[START MATERIAL TO PROCESS]

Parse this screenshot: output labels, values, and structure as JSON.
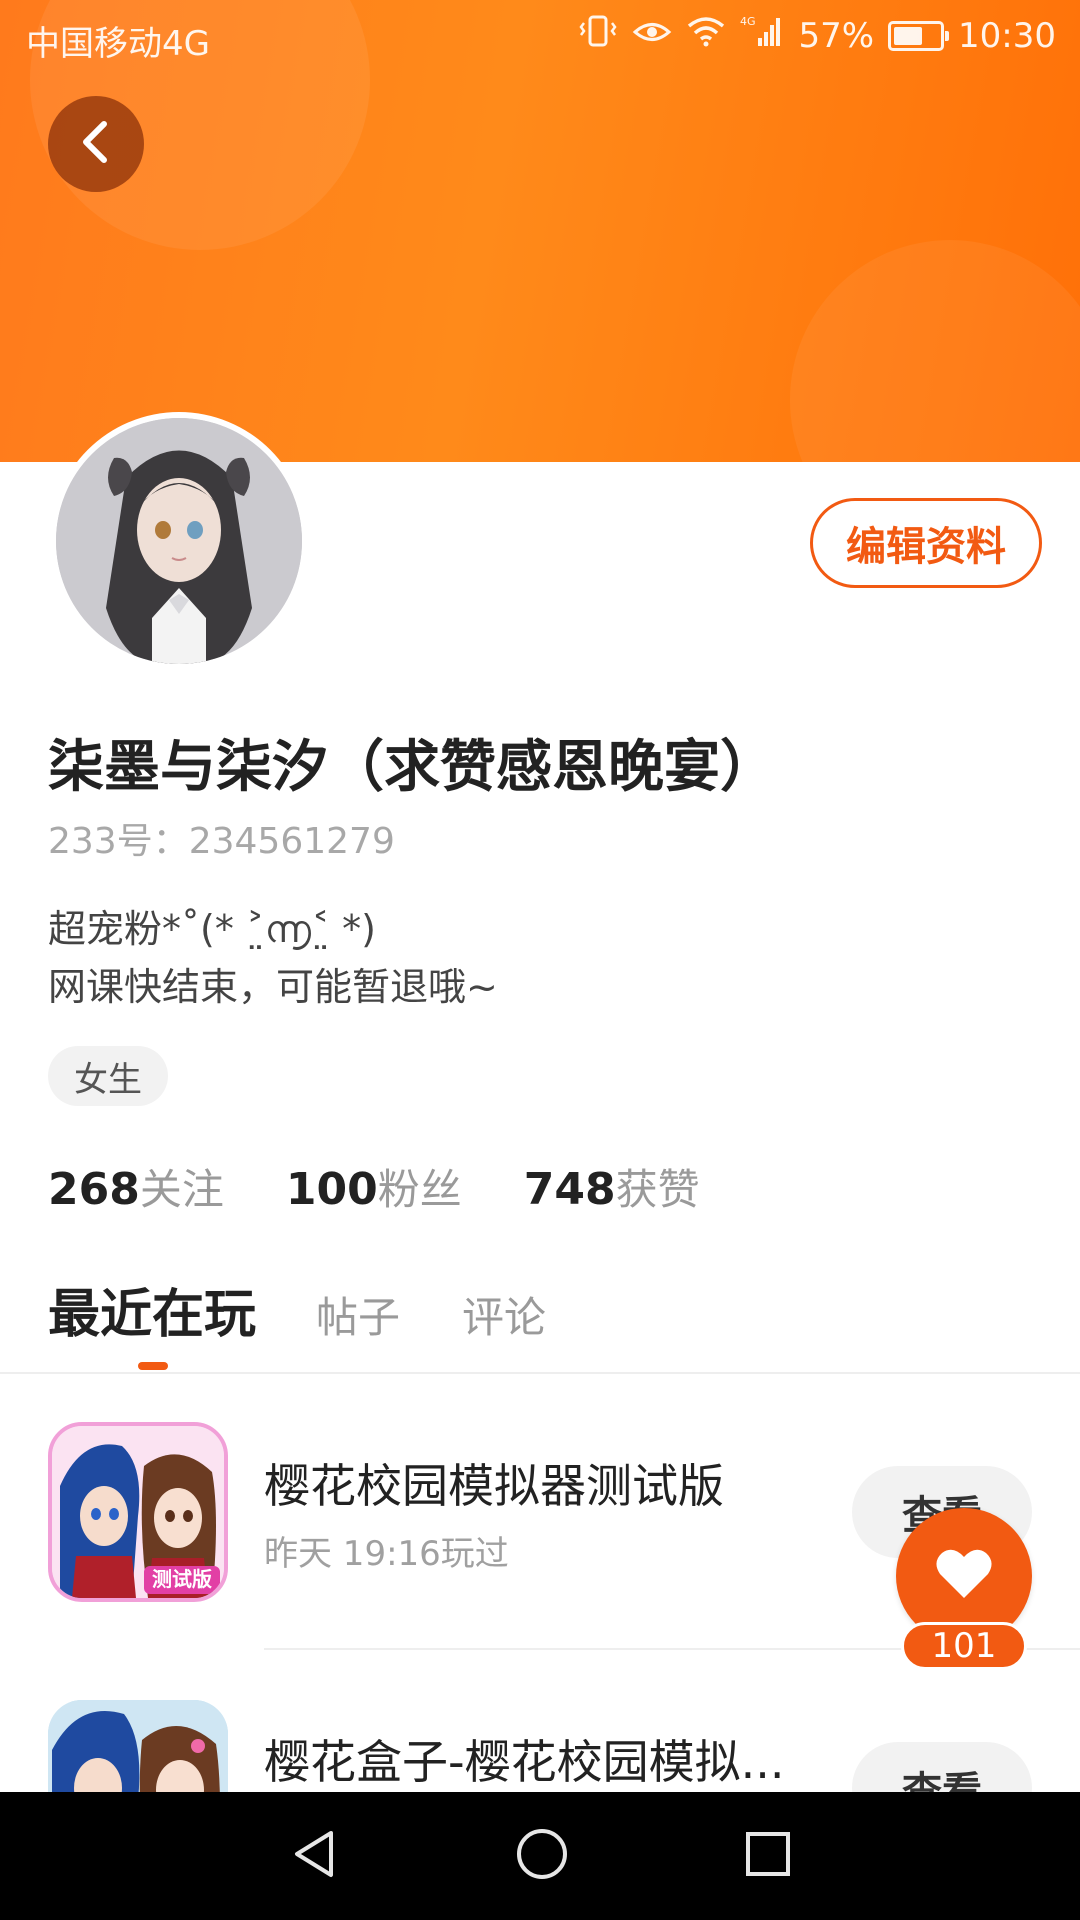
{
  "status_bar": {
    "carrier": "中国移动4G",
    "network": "4G",
    "battery": "57%",
    "time": "10:30"
  },
  "profile": {
    "name": "柒墨与柒汐（求赞感恩晚宴）",
    "uid": "233号：234561279",
    "bio_line1": "超宠粉*˚(* ˃̤൬˂̤ *)",
    "bio_line2": "网课快结束，可能暂退哦~",
    "gender_tag": "女生",
    "edit_label": "编辑资料"
  },
  "stats": [
    {
      "count": "268",
      "label": "关注"
    },
    {
      "count": "100",
      "label": "粉丝"
    },
    {
      "count": "748",
      "label": "获赞"
    }
  ],
  "tabs": [
    {
      "label": "最近在玩",
      "active": true
    },
    {
      "label": "帖子",
      "active": false
    },
    {
      "label": "评论",
      "active": false
    }
  ],
  "games": [
    {
      "title": "樱花校园模拟器测试版",
      "subtitle": "昨天 19:16玩过",
      "button": "查看",
      "badge": "测试版"
    },
    {
      "title": "樱花盒子-樱花校园模拟...",
      "subtitle": "",
      "button": "查看"
    }
  ],
  "like": {
    "count": "101"
  },
  "icons": {
    "back": "chevron-left-icon",
    "like": "heart-icon",
    "nav_back": "triangle-back-icon",
    "nav_home": "circle-home-icon",
    "nav_recent": "square-recent-icon"
  },
  "colors": {
    "brand": "#f25a12",
    "banner": "#ff8a1a"
  }
}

[END MATERIAL TO PROCESS]

WHAT THE TASK ASKS>
Quote in full the listing given above; the images are to be left out.

WRITTEN RESPONSE>
Parse this screenshot: output labels, values, and structure as JSON.
{
  "status_bar": {
    "carrier": "中国移动4G",
    "network": "4G",
    "battery": "57%",
    "time": "10:30"
  },
  "profile": {
    "name": "柒墨与柒汐（求赞感恩晚宴）",
    "uid": "233号：234561279",
    "bio_line1": "超宠粉*˚(* ˃̤൬˂̤ *)",
    "bio_line2": "网课快结束，可能暂退哦~",
    "gender_tag": "女生",
    "edit_label": "编辑资料"
  },
  "stats": [
    {
      "count": "268",
      "label": "关注"
    },
    {
      "count": "100",
      "label": "粉丝"
    },
    {
      "count": "748",
      "label": "获赞"
    }
  ],
  "tabs": [
    {
      "label": "最近在玩",
      "active": true
    },
    {
      "label": "帖子",
      "active": false
    },
    {
      "label": "评论",
      "active": false
    }
  ],
  "games": [
    {
      "title": "樱花校园模拟器测试版",
      "subtitle": "昨天 19:16玩过",
      "button": "查看",
      "badge": "测试版"
    },
    {
      "title": "樱花盒子-樱花校园模拟...",
      "subtitle": "",
      "button": "查看"
    }
  ],
  "like": {
    "count": "101"
  },
  "icons": {
    "back": "chevron-left-icon",
    "like": "heart-icon",
    "nav_back": "triangle-back-icon",
    "nav_home": "circle-home-icon",
    "nav_recent": "square-recent-icon"
  },
  "colors": {
    "brand": "#f25a12",
    "banner": "#ff8a1a"
  }
}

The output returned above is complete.